Exercise prompt - Return the listing below exactly, with the pictures dropped.

────────────────

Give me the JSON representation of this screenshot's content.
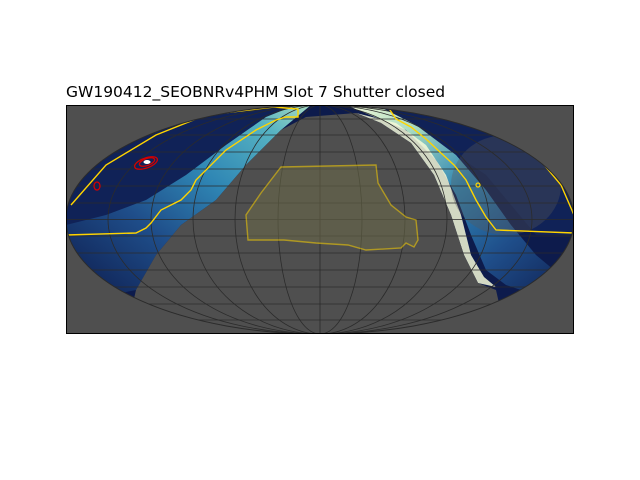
{
  "title": "GW190412_SEOBNRv4PHM Slot 7 Shutter closed",
  "projection": "Mollweide (all-sky)",
  "colors": {
    "background": "#4f4f4f",
    "graticule": "#2b2b2b",
    "footprint_outline": "#ffd400",
    "localization_contour": "#d40000",
    "sky_colormap": [
      "#0d1b4c",
      "#1f4e8a",
      "#2f86b4",
      "#56b3c2",
      "#a9dcc2",
      "#f6f9d8"
    ]
  },
  "overlays": {
    "footprint": "yellow outlined region",
    "localization": "red probability contours",
    "sky_band": "colormapped sky brightness band (galactic plane)"
  }
}
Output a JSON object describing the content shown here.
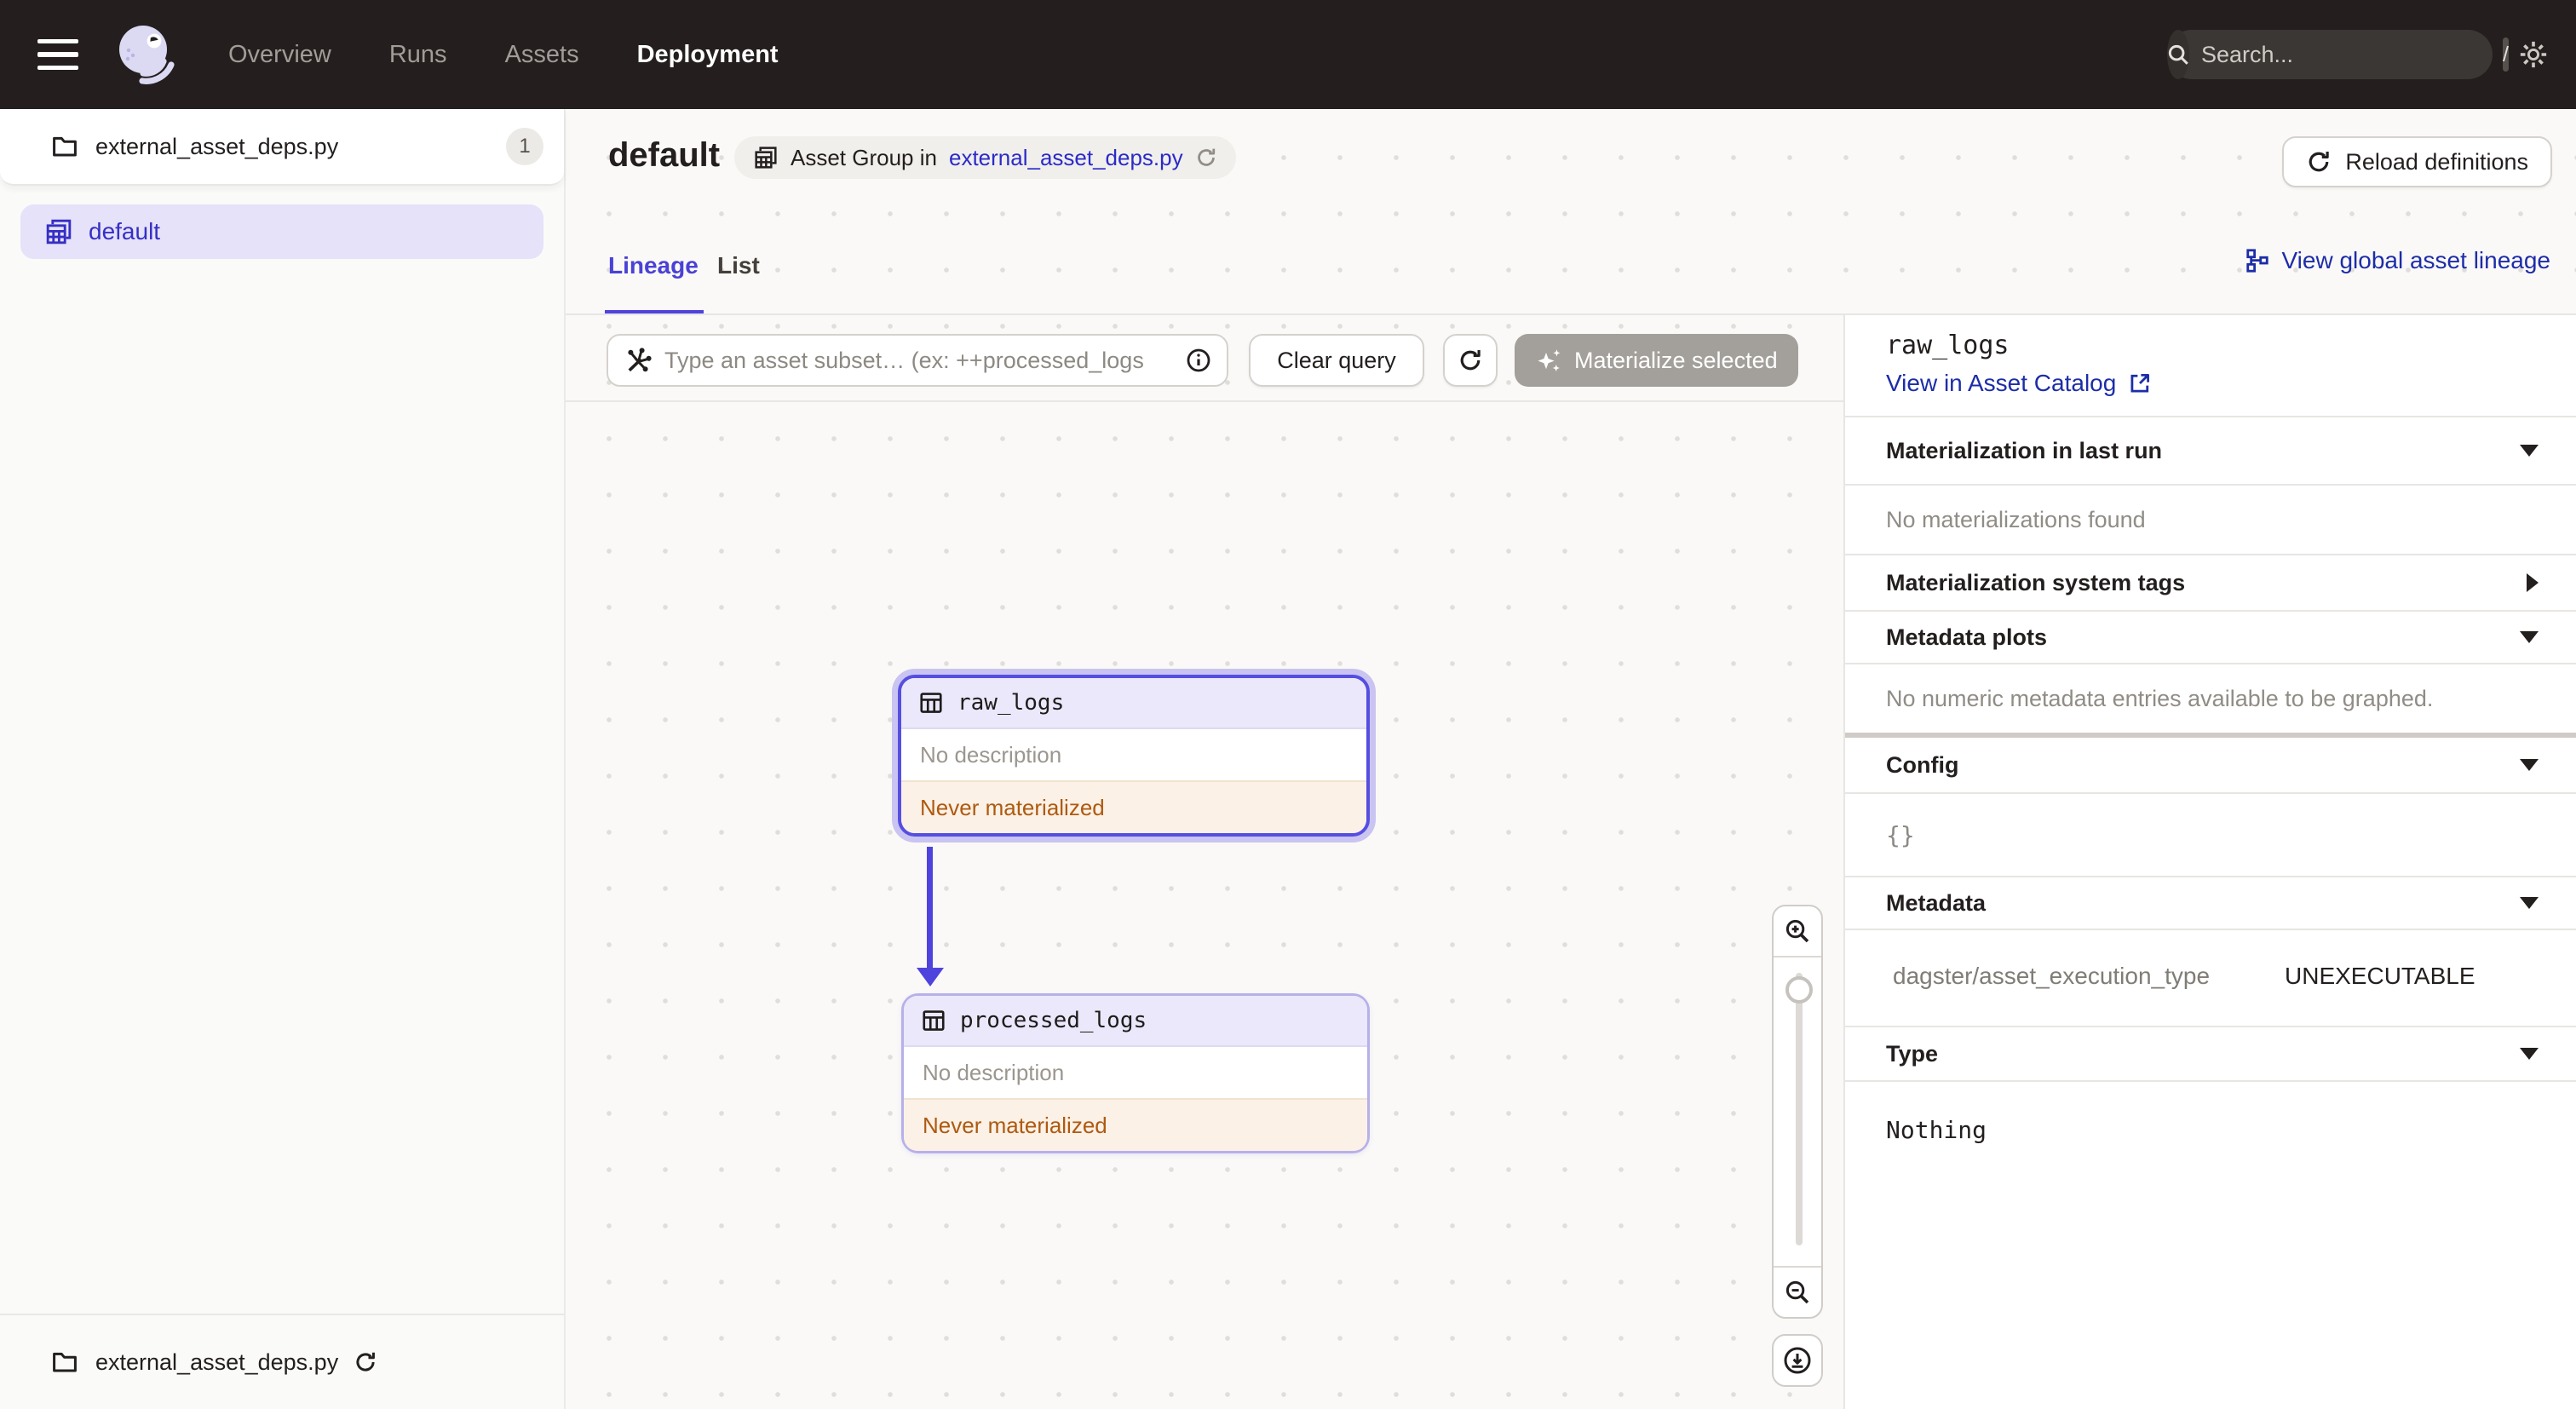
{
  "nav": {
    "items": [
      {
        "label": "Overview",
        "active": false
      },
      {
        "label": "Runs",
        "active": false
      },
      {
        "label": "Assets",
        "active": false
      },
      {
        "label": "Deployment",
        "active": true
      }
    ],
    "search_placeholder": "Search...",
    "search_shortcut": "/"
  },
  "sidebar": {
    "module_label": "external_asset_deps.py",
    "module_count": "1",
    "group_label": "default",
    "footer_label": "external_asset_deps.py"
  },
  "header": {
    "title": "default",
    "tag_prefix": "Asset Group in",
    "tag_link": "external_asset_deps.py",
    "reload_label": "Reload definitions"
  },
  "tabs": {
    "lineage": "Lineage",
    "list": "List",
    "global_link": "View global asset lineage"
  },
  "toolbar": {
    "query_placeholder": "Type an asset subset… (ex: ++processed_logs",
    "clear_label": "Clear query",
    "materialize_label": "Materialize selected"
  },
  "graph": {
    "nodes": [
      {
        "name": "raw_logs",
        "description": "No description",
        "status": "Never materialized",
        "selected": true
      },
      {
        "name": "processed_logs",
        "description": "No description",
        "status": "Never materialized",
        "selected": false
      }
    ]
  },
  "panel": {
    "title": "raw_logs",
    "catalog_link": "View in Asset Catalog",
    "last_run_label": "Materialization in last run",
    "last_run_empty": "No materializations found",
    "system_tags_label": "Materialization system tags",
    "metadata_plots_label": "Metadata plots",
    "metadata_plots_empty": "No numeric metadata entries available to be graphed.",
    "config_label": "Config",
    "config_value": "{}",
    "metadata_label": "Metadata",
    "metadata_rows": [
      {
        "key": "dagster/asset_execution_type",
        "value": "UNEXECUTABLE"
      }
    ],
    "type_label": "Type",
    "type_value": "Nothing"
  },
  "colors": {
    "accent": "#4F43DD",
    "selected_bg": "#E5E2F9",
    "link": "#1D2DA8",
    "warning_text": "#AE5A10",
    "warning_bg": "#FBF1E6",
    "nav_bg": "#241F1E"
  }
}
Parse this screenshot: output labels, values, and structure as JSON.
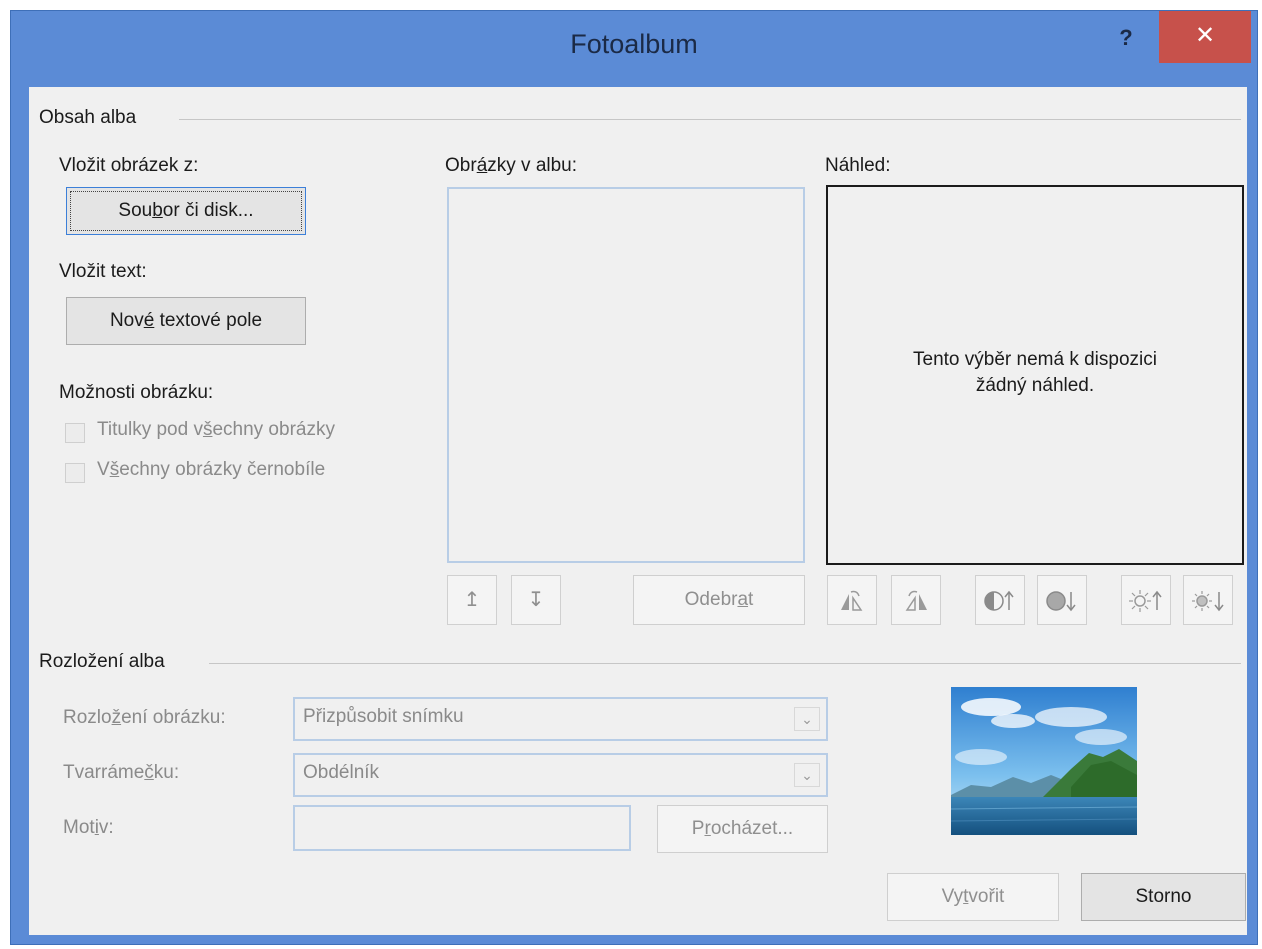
{
  "window": {
    "title": "Fotoalbum",
    "help_label": "?",
    "close_label": "✕"
  },
  "album_content": {
    "group_label": "Obsah alba",
    "insert_picture_from": "Vložit obrázek z:",
    "file_or_disk_button": {
      "before": "Sou",
      "mnemonic": "b",
      "after": "or či disk..."
    },
    "insert_text": "Vložit text:",
    "new_text_box_button": {
      "before": "Nov",
      "mnemonic": "é",
      "after": " textové pole"
    },
    "picture_options": "Možnosti obrázku:",
    "captions_checkbox": {
      "before": "Titulky pod v",
      "mnemonic": "š",
      "after": "echny obrázky",
      "checked": false
    },
    "black_white_checkbox": {
      "before": "V",
      "mnemonic": "š",
      "after": "echny obrázky černobíle",
      "checked": false
    },
    "pictures_in_album": {
      "before": "Obr",
      "mnemonic": "á",
      "after": "zky v albu:"
    },
    "preview_label": "Náhled:",
    "preview_empty_line1": "Tento výběr nemá k dispozici",
    "preview_empty_line2": "žádný náhled.",
    "remove_button": {
      "before": "Odebr",
      "mnemonic": "a",
      "after": "t"
    },
    "move_up_icon": "↥",
    "move_down_icon": "↧"
  },
  "album_layout": {
    "group_label": "Rozložení alba",
    "picture_layout_label": {
      "before": "Rozlo",
      "mnemonic": "ž",
      "after": "ení obrázku:"
    },
    "picture_layout_value": "Přizpůsobit snímku",
    "frame_shape_label": {
      "before": "Tvarráme",
      "mnemonic": "č",
      "after": "ku:"
    },
    "frame_shape_value": "Obdélník",
    "theme_label": {
      "before": "Mot",
      "mnemonic": "i",
      "after": "v:"
    },
    "theme_value": "",
    "browse_button": {
      "before": "P",
      "mnemonic": "r",
      "after": "ocházet..."
    }
  },
  "footer": {
    "create_button": {
      "before": "Vy",
      "mnemonic": "t",
      "after": "vořit"
    },
    "cancel_button": "Storno"
  },
  "colors": {
    "title_bar": "#5b8bd6",
    "close_button": "#c7514b",
    "client_background": "#f0f0f0"
  }
}
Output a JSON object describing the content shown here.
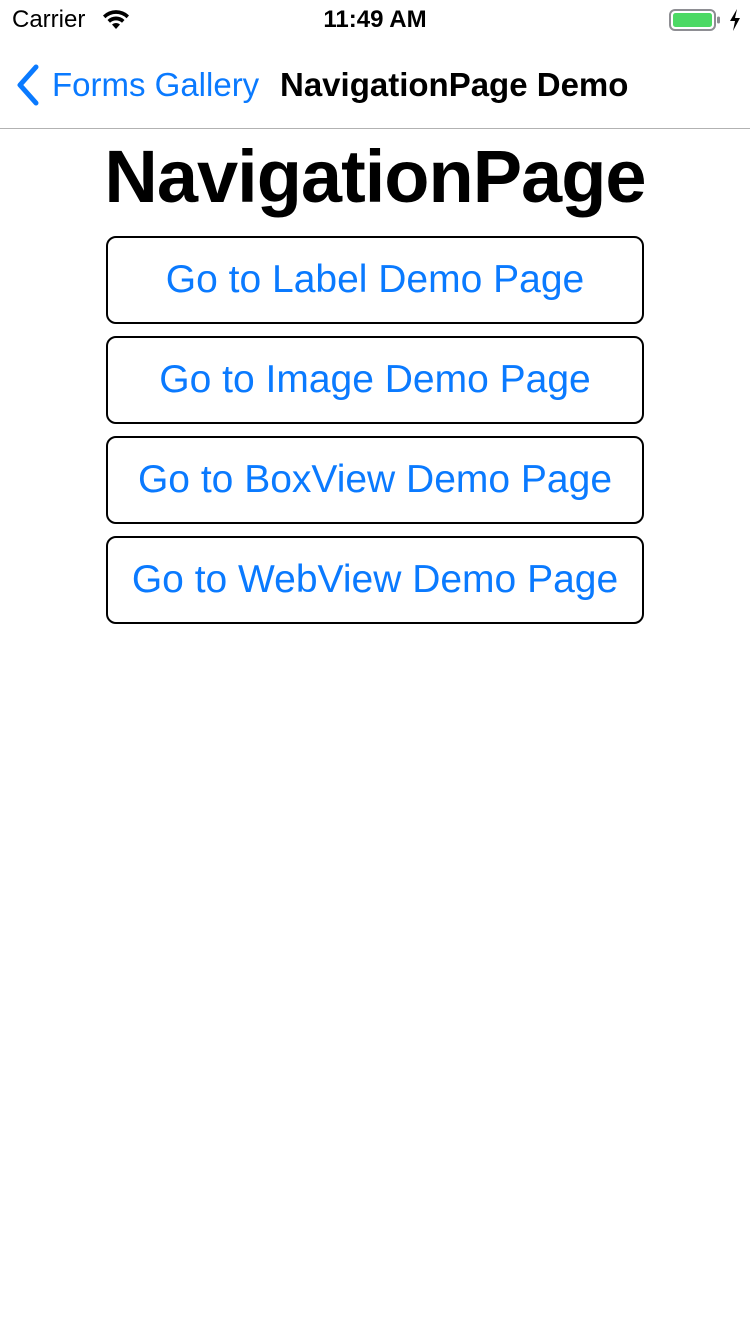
{
  "status_bar": {
    "carrier": "Carrier",
    "time": "11:49 AM",
    "battery_color": "#4cd964"
  },
  "nav_bar": {
    "back_label": "Forms Gallery",
    "title": "NavigationPage Demo",
    "tint_color": "#0a7aff"
  },
  "page": {
    "heading": "NavigationPage",
    "buttons": [
      {
        "label": "Go to Label Demo Page"
      },
      {
        "label": "Go to Image Demo Page"
      },
      {
        "label": "Go to BoxView Demo Page"
      },
      {
        "label": "Go to WebView Demo Page"
      }
    ]
  }
}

────────────────

Response to the exercise -
Give me the JSON representation of this screenshot's content.
{
  "title": "GW190412_SEOBNRv4PHM Slot 7 Shutter closed",
  "projection": "Mollweide (all-sky)",
  "colors": {
    "background": "#4f4f4f",
    "graticule": "#2b2b2b",
    "footprint_outline": "#ffd400",
    "localization_contour": "#d40000",
    "sky_colormap": [
      "#0d1b4c",
      "#1f4e8a",
      "#2f86b4",
      "#56b3c2",
      "#a9dcc2",
      "#f6f9d8"
    ]
  },
  "overlays": {
    "footprint": "yellow outlined region",
    "localization": "red probability contours",
    "sky_band": "colormapped sky brightness band (galactic plane)"
  }
}
Output a JSON object describing the content shown here.
{
  "nav": {
    "items": [
      {
        "label": "Overview",
        "active": false
      },
      {
        "label": "Runs",
        "active": false
      },
      {
        "label": "Assets",
        "active": false
      },
      {
        "label": "Deployment",
        "active": true
      }
    ],
    "search_placeholder": "Search...",
    "search_shortcut": "/"
  },
  "sidebar": {
    "module_label": "external_asset_deps.py",
    "module_count": "1",
    "group_label": "default",
    "footer_label": "external_asset_deps.py"
  },
  "header": {
    "title": "default",
    "tag_prefix": "Asset Group in",
    "tag_link": "external_asset_deps.py",
    "reload_label": "Reload definitions"
  },
  "tabs": {
    "lineage": "Lineage",
    "list": "List",
    "global_link": "View global asset lineage"
  },
  "toolbar": {
    "query_placeholder": "Type an asset subset… (ex: ++processed_logs",
    "clear_label": "Clear query",
    "materialize_label": "Materialize selected"
  },
  "graph": {
    "nodes": [
      {
        "name": "raw_logs",
        "description": "No description",
        "status": "Never materialized",
        "selected": true
      },
      {
        "name": "processed_logs",
        "description": "No description",
        "status": "Never materialized",
        "selected": false
      }
    ]
  },
  "panel": {
    "title": "raw_logs",
    "catalog_link": "View in Asset Catalog",
    "last_run_label": "Materialization in last run",
    "last_run_empty": "No materializations found",
    "system_tags_label": "Materialization system tags",
    "metadata_plots_label": "Metadata plots",
    "metadata_plots_empty": "No numeric metadata entries available to be graphed.",
    "config_label": "Config",
    "config_value": "{}",
    "metadata_label": "Metadata",
    "metadata_rows": [
      {
        "key": "dagster/asset_execution_type",
        "value": "UNEXECUTABLE"
      }
    ],
    "type_label": "Type",
    "type_value": "Nothing"
  },
  "colors": {
    "accent": "#4F43DD",
    "selected_bg": "#E5E2F9",
    "link": "#1D2DA8",
    "warning_text": "#AE5A10",
    "warning_bg": "#FBF1E6",
    "nav_bg": "#241F1E"
  }
}
Parse this screenshot: output labels, values, and structure as JSON.
{
  "window": {
    "title": "Fotoalbum",
    "help_label": "?",
    "close_label": "✕"
  },
  "album_content": {
    "group_label": "Obsah alba",
    "insert_picture_from": "Vložit obrázek z:",
    "file_or_disk_button": {
      "before": "Sou",
      "mnemonic": "b",
      "after": "or či disk..."
    },
    "insert_text": "Vložit text:",
    "new_text_box_button": {
      "before": "Nov",
      "mnemonic": "é",
      "after": " textové pole"
    },
    "picture_options": "Možnosti obrázku:",
    "captions_checkbox": {
      "before": "Titulky pod v",
      "mnemonic": "š",
      "after": "echny obrázky",
      "checked": false
    },
    "black_white_checkbox": {
      "before": "V",
      "mnemonic": "š",
      "after": "echny obrázky černobíle",
      "checked": false
    },
    "pictures_in_album": {
      "before": "Obr",
      "mnemonic": "á",
      "after": "zky v albu:"
    },
    "preview_label": "Náhled:",
    "preview_empty_line1": "Tento výběr nemá k dispozici",
    "preview_empty_line2": "žádný náhled.",
    "remove_button": {
      "before": "Odebr",
      "mnemonic": "a",
      "after": "t"
    },
    "move_up_icon": "↥",
    "move_down_icon": "↧"
  },
  "album_layout": {
    "group_label": "Rozložení alba",
    "picture_layout_label": {
      "before": "Rozlo",
      "mnemonic": "ž",
      "after": "ení obrázku:"
    },
    "picture_layout_value": "Přizpůsobit snímku",
    "frame_shape_label": {
      "before": "Tvarráme",
      "mnemonic": "č",
      "after": "ku:"
    },
    "frame_shape_value": "Obdélník",
    "theme_label": {
      "before": "Mot",
      "mnemonic": "i",
      "after": "v:"
    },
    "theme_value": "",
    "browse_button": {
      "before": "P",
      "mnemonic": "r",
      "after": "ocházet..."
    }
  },
  "footer": {
    "create_button": {
      "before": "Vy",
      "mnemonic": "t",
      "after": "vořit"
    },
    "cancel_button": "Storno"
  },
  "colors": {
    "title_bar": "#5b8bd6",
    "close_button": "#c7514b",
    "client_background": "#f0f0f0"
  }
}
Output a JSON object describing the content shown here.
{
  "status_bar": {
    "carrier": "Carrier",
    "time": "11:49 AM",
    "battery_color": "#4cd964"
  },
  "nav_bar": {
    "back_label": "Forms Gallery",
    "title": "NavigationPage Demo",
    "tint_color": "#0a7aff"
  },
  "page": {
    "heading": "NavigationPage",
    "buttons": [
      {
        "label": "Go to Label Demo Page"
      },
      {
        "label": "Go to Image Demo Page"
      },
      {
        "label": "Go to BoxView Demo Page"
      },
      {
        "label": "Go to WebView Demo Page"
      }
    ]
  }
}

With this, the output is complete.